Set task. Transcribe the records exactly. Pictures do not belong in the transcription.

Records from a data source.

◆ ◆ ◆ ◆ ◆ ◆ ◆

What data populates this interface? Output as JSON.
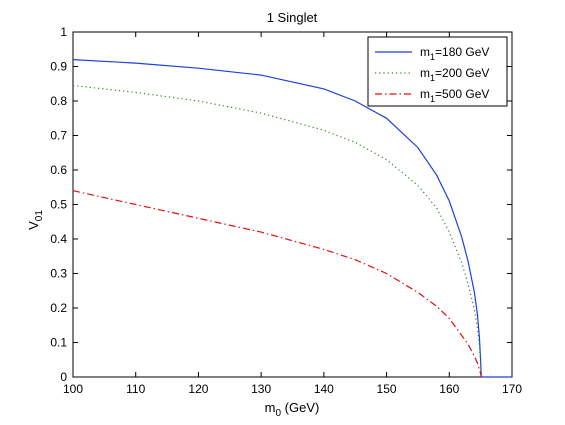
{
  "chart_data": {
    "type": "line",
    "title": "1 Singlet",
    "xlabel": {
      "base": "m",
      "sub": "0",
      "tail": " (GeV)"
    },
    "ylabel": {
      "base": "V",
      "sub": "01"
    },
    "xlim": [
      100,
      170
    ],
    "ylim": [
      0,
      1
    ],
    "xticks": [
      100,
      110,
      120,
      130,
      140,
      150,
      160,
      170
    ],
    "yticks": [
      0,
      0.1,
      0.2,
      0.3,
      0.4,
      0.5,
      0.6,
      0.7,
      0.8,
      0.9,
      1
    ],
    "xtick_labels": [
      "100",
      "110",
      "120",
      "130",
      "140",
      "150",
      "160",
      "170"
    ],
    "ytick_labels": [
      "0",
      "0.1",
      "0.2",
      "0.3",
      "0.4",
      "0.5",
      "0.6",
      "0.7",
      "0.8",
      "0.9",
      "1"
    ],
    "grid": false,
    "legend": "top-right",
    "series": [
      {
        "name": "m1=180 GeV",
        "label": {
          "base": "m",
          "sub": "1",
          "tail": "=180 GeV"
        },
        "color": "#1f3fdc",
        "style": "solid",
        "x": [
          100,
          110,
          120,
          130,
          140,
          145,
          150,
          155,
          158,
          160,
          162,
          163,
          164,
          164.5,
          164.8,
          165,
          165.1
        ],
        "y": [
          0.92,
          0.91,
          0.895,
          0.875,
          0.835,
          0.8,
          0.75,
          0.665,
          0.585,
          0.51,
          0.405,
          0.335,
          0.245,
          0.18,
          0.115,
          0.05,
          0.0
        ]
      },
      {
        "name": "m1=200 GeV",
        "label": {
          "base": "m",
          "sub": "1",
          "tail": "=200 GeV"
        },
        "color": "#2a8a2a",
        "style": "dotted",
        "x": [
          100,
          110,
          120,
          130,
          140,
          145,
          150,
          155,
          158,
          160,
          162,
          163,
          164,
          164.5,
          164.8,
          165,
          165.1
        ],
        "y": [
          0.845,
          0.825,
          0.8,
          0.765,
          0.715,
          0.68,
          0.63,
          0.555,
          0.49,
          0.42,
          0.33,
          0.27,
          0.195,
          0.14,
          0.09,
          0.04,
          0.0
        ]
      },
      {
        "name": "m1=500 GeV",
        "label": {
          "base": "m",
          "sub": "1",
          "tail": "=500 GeV"
        },
        "color": "#e01010",
        "style": "dashdot",
        "x": [
          100,
          110,
          120,
          130,
          140,
          145,
          150,
          155,
          158,
          160,
          162,
          163,
          164,
          164.5,
          165,
          165.1
        ],
        "y": [
          0.54,
          0.5,
          0.46,
          0.42,
          0.37,
          0.34,
          0.3,
          0.245,
          0.205,
          0.17,
          0.12,
          0.095,
          0.06,
          0.04,
          0.01,
          0.0
        ]
      }
    ]
  }
}
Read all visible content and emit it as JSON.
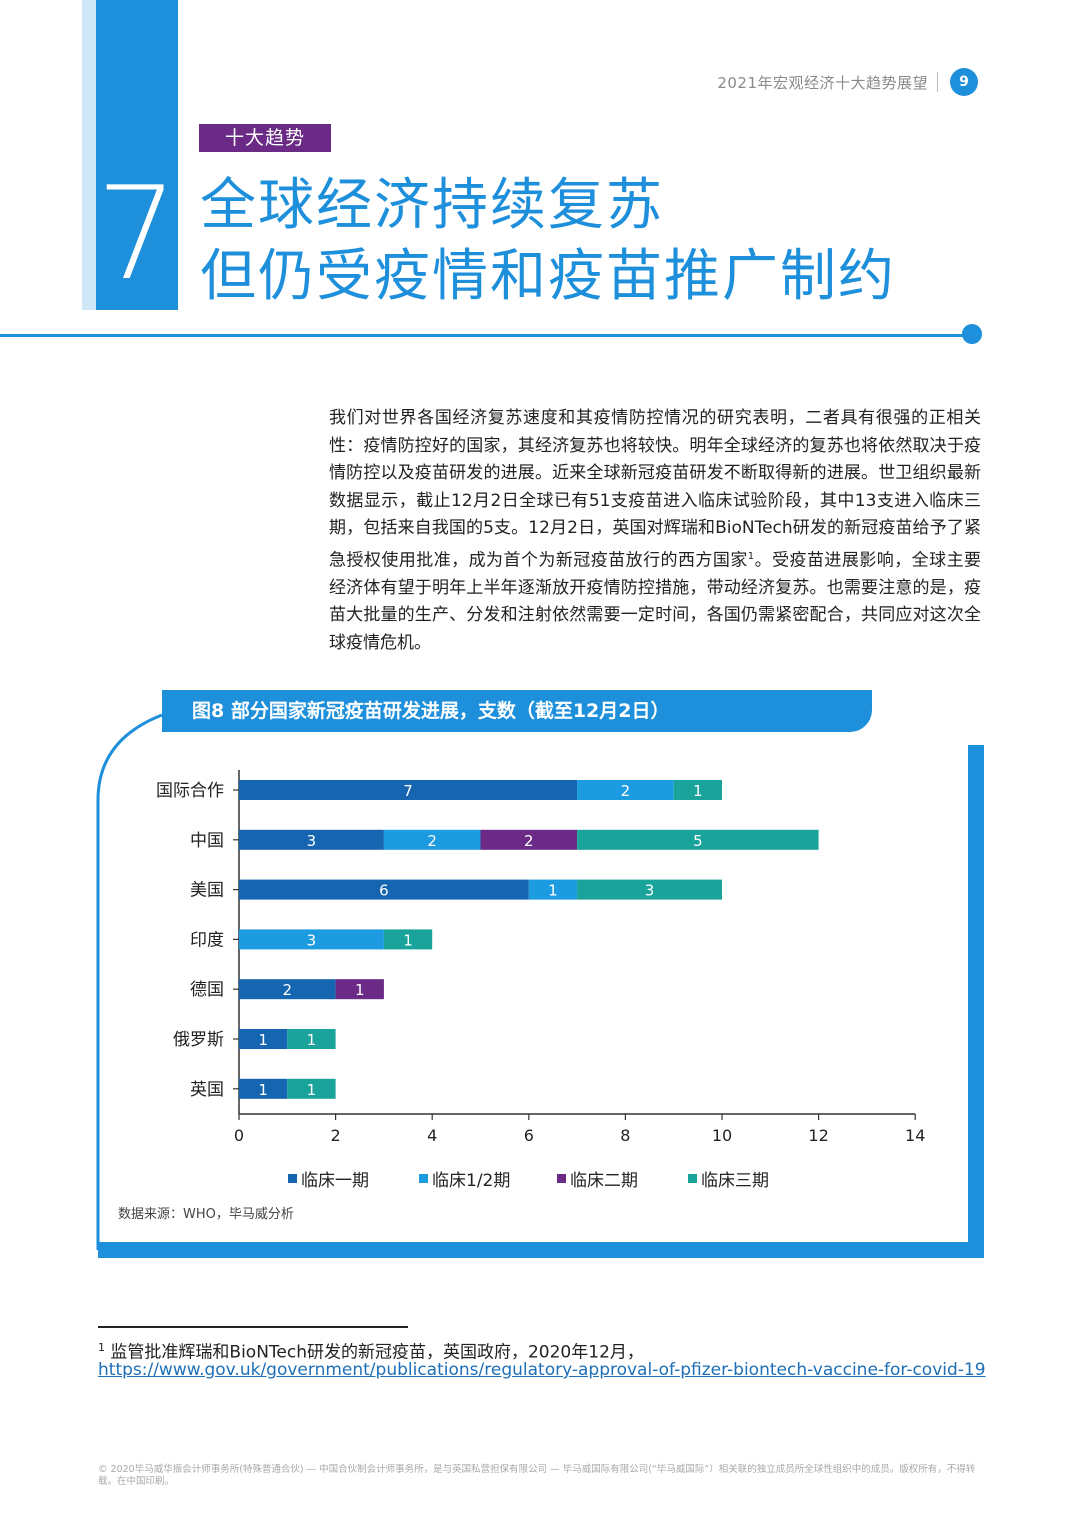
{
  "header": {
    "text": "2021年宏观经济十大趋势展望",
    "page_number": "9"
  },
  "section": {
    "number": "7",
    "tag": "十大趋势",
    "title_line1": "全球经济持续复苏",
    "title_line2": "但仍受疫情和疫苗推广制约"
  },
  "body": {
    "paragraph_main": "我们对世界各国经济复苏速度和其疫情防控情况的研究表明，二者具有很强的正相关性：疫情防控好的国家，其经济复苏也将较快。明年全球经济的复苏也将依然取决于疫情防控以及疫苗研发的进展。近来全球新冠疫苗研发不断取得新的进展。世卫组织最新数据显示，截止12月2日全球已有51支疫苗进入临床试验阶段，其中13支进入临床三期，包括来自我国的5支。12月2日，英国对辉瑞和BioNTech研发的新冠疫苗给予了紧急授权使用批准，成为首个为新冠疫苗放行的西方国家",
    "footnote_ref": "1",
    "paragraph_tail": "。受疫苗进展影响，全球主要经济体有望于明年上半年逐渐放开疫情防控措施，带动经济复苏。也需要注意的是，疫苗大批量的生产、分发和注射依然需要一定时间，各国仍需紧密配合，共同应对这次全球疫情危机。"
  },
  "chart_title": "图8  部分国家新冠疫苗研发进展，支数（截至12月2日）",
  "chart_data": {
    "type": "bar",
    "orientation": "horizontal",
    "stacked": true,
    "title": "图8  部分国家新冠疫苗研发进展，支数（截至12月2日）",
    "categories": [
      "国际合作",
      "中国",
      "美国",
      "印度",
      "德国",
      "俄罗斯",
      "英国"
    ],
    "series": [
      {
        "name": "临床一期",
        "color": "#1565b0",
        "values": [
          7,
          3,
          6,
          0,
          2,
          1,
          1
        ]
      },
      {
        "name": "临床1/2期",
        "color": "#1d9be0",
        "values": [
          2,
          2,
          1,
          3,
          0,
          0,
          0
        ]
      },
      {
        "name": "临床二期",
        "color": "#6a2a86",
        "values": [
          0,
          2,
          0,
          0,
          1,
          0,
          0
        ]
      },
      {
        "name": "临床三期",
        "color": "#1aa39a",
        "values": [
          1,
          5,
          3,
          1,
          0,
          1,
          1
        ]
      }
    ],
    "xlim": [
      0,
      14
    ],
    "xticks": [
      0,
      2,
      4,
      6,
      8,
      10,
      12,
      14
    ],
    "legend_position": "bottom",
    "grid": false
  },
  "source": "数据来源：WHO，毕马威分析",
  "footnote": {
    "number": "1",
    "text": "监管批准辉瑞和BioNTech研发的新冠疫苗，英国政府，2020年12月，",
    "link": "https://www.gov.uk/government/publications/regulatory-approval-of-pfizer-biontech-vaccine-for-covid-19"
  },
  "copyright": "© 2020毕马威华振会计师事务所(特殊普通合伙) — 中国合伙制会计师事务所，是与英国私营担保有限公司 — 毕马威国际有限公司(“毕马威国际”）相关联的独立成员所全球性组织中的成员。版权所有，不得转载。在中国印刷。"
}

◆ ◆ ◆ ◆ ◆ ◆ ◆

Answer in full.
What data populates this interface? Output as JSON.
{
  "chart_data": {
    "type": "line",
    "title": "1 Singlet",
    "xlabel": {
      "base": "m",
      "sub": "0",
      "tail": " (GeV)"
    },
    "ylabel": {
      "base": "V",
      "sub": "01"
    },
    "xlim": [
      100,
      170
    ],
    "ylim": [
      0,
      1
    ],
    "xticks": [
      100,
      110,
      120,
      130,
      140,
      150,
      160,
      170
    ],
    "yticks": [
      0,
      0.1,
      0.2,
      0.3,
      0.4,
      0.5,
      0.6,
      0.7,
      0.8,
      0.9,
      1
    ],
    "xtick_labels": [
      "100",
      "110",
      "120",
      "130",
      "140",
      "150",
      "160",
      "170"
    ],
    "ytick_labels": [
      "0",
      "0.1",
      "0.2",
      "0.3",
      "0.4",
      "0.5",
      "0.6",
      "0.7",
      "0.8",
      "0.9",
      "1"
    ],
    "grid": false,
    "legend": "top-right",
    "series": [
      {
        "name": "m1=180 GeV",
        "label": {
          "base": "m",
          "sub": "1",
          "tail": "=180 GeV"
        },
        "color": "#1f3fdc",
        "style": "solid",
        "x": [
          100,
          110,
          120,
          130,
          140,
          145,
          150,
          155,
          158,
          160,
          162,
          163,
          164,
          164.5,
          164.8,
          165,
          165.1
        ],
        "y": [
          0.92,
          0.91,
          0.895,
          0.875,
          0.835,
          0.8,
          0.75,
          0.665,
          0.585,
          0.51,
          0.405,
          0.335,
          0.245,
          0.18,
          0.115,
          0.05,
          0.0
        ]
      },
      {
        "name": "m1=200 GeV",
        "label": {
          "base": "m",
          "sub": "1",
          "tail": "=200 GeV"
        },
        "color": "#2a8a2a",
        "style": "dotted",
        "x": [
          100,
          110,
          120,
          130,
          140,
          145,
          150,
          155,
          158,
          160,
          162,
          163,
          164,
          164.5,
          164.8,
          165,
          165.1
        ],
        "y": [
          0.845,
          0.825,
          0.8,
          0.765,
          0.715,
          0.68,
          0.63,
          0.555,
          0.49,
          0.42,
          0.33,
          0.27,
          0.195,
          0.14,
          0.09,
          0.04,
          0.0
        ]
      },
      {
        "name": "m1=500 GeV",
        "label": {
          "base": "m",
          "sub": "1",
          "tail": "=500 GeV"
        },
        "color": "#e01010",
        "style": "dashdot",
        "x": [
          100,
          110,
          120,
          130,
          140,
          145,
          150,
          155,
          158,
          160,
          162,
          163,
          164,
          164.5,
          165,
          165.1
        ],
        "y": [
          0.54,
          0.5,
          0.46,
          0.42,
          0.37,
          0.34,
          0.3,
          0.245,
          0.205,
          0.17,
          0.12,
          0.095,
          0.06,
          0.04,
          0.01,
          0.0
        ]
      }
    ]
  }
}
Read all visible content and emit it as JSON.
{
  "header": {
    "text": "2021年宏观经济十大趋势展望",
    "page_number": "9"
  },
  "section": {
    "number": "7",
    "tag": "十大趋势",
    "title_line1": "全球经济持续复苏",
    "title_line2": "但仍受疫情和疫苗推广制约"
  },
  "body": {
    "paragraph_main": "我们对世界各国经济复苏速度和其疫情防控情况的研究表明，二者具有很强的正相关性：疫情防控好的国家，其经济复苏也将较快。明年全球经济的复苏也将依然取决于疫情防控以及疫苗研发的进展。近来全球新冠疫苗研发不断取得新的进展。世卫组织最新数据显示，截止12月2日全球已有51支疫苗进入临床试验阶段，其中13支进入临床三期，包括来自我国的5支。12月2日，英国对辉瑞和BioNTech研发的新冠疫苗给予了紧急授权使用批准，成为首个为新冠疫苗放行的西方国家",
    "footnote_ref": "1",
    "paragraph_tail": "。受疫苗进展影响，全球主要经济体有望于明年上半年逐渐放开疫情防控措施，带动经济复苏。也需要注意的是，疫苗大批量的生产、分发和注射依然需要一定时间，各国仍需紧密配合，共同应对这次全球疫情危机。"
  },
  "chart_title": "图8  部分国家新冠疫苗研发进展，支数（截至12月2日）",
  "chart_data": {
    "type": "bar",
    "orientation": "horizontal",
    "stacked": true,
    "title": "图8  部分国家新冠疫苗研发进展，支数（截至12月2日）",
    "categories": [
      "国际合作",
      "中国",
      "美国",
      "印度",
      "德国",
      "俄罗斯",
      "英国"
    ],
    "series": [
      {
        "name": "临床一期",
        "color": "#1565b0",
        "values": [
          7,
          3,
          6,
          0,
          2,
          1,
          1
        ]
      },
      {
        "name": "临床1/2期",
        "color": "#1d9be0",
        "values": [
          2,
          2,
          1,
          3,
          0,
          0,
          0
        ]
      },
      {
        "name": "临床二期",
        "color": "#6a2a86",
        "values": [
          0,
          2,
          0,
          0,
          1,
          0,
          0
        ]
      },
      {
        "name": "临床三期",
        "color": "#1aa39a",
        "values": [
          1,
          5,
          3,
          1,
          0,
          1,
          1
        ]
      }
    ],
    "xlim": [
      0,
      14
    ],
    "xticks": [
      0,
      2,
      4,
      6,
      8,
      10,
      12,
      14
    ],
    "legend_position": "bottom",
    "grid": false
  },
  "source": "数据来源：WHO，毕马威分析",
  "footnote": {
    "number": "1",
    "text": "监管批准辉瑞和BioNTech研发的新冠疫苗，英国政府，2020年12月，",
    "link": "https://www.gov.uk/government/publications/regulatory-approval-of-pfizer-biontech-vaccine-for-covid-19"
  },
  "copyright": "© 2020毕马威华振会计师事务所(特殊普通合伙) — 中国合伙制会计师事务所，是与英国私营担保有限公司 — 毕马威国际有限公司(“毕马威国际”）相关联的独立成员所全球性组织中的成员。版权所有，不得转载。在中国印刷。"
}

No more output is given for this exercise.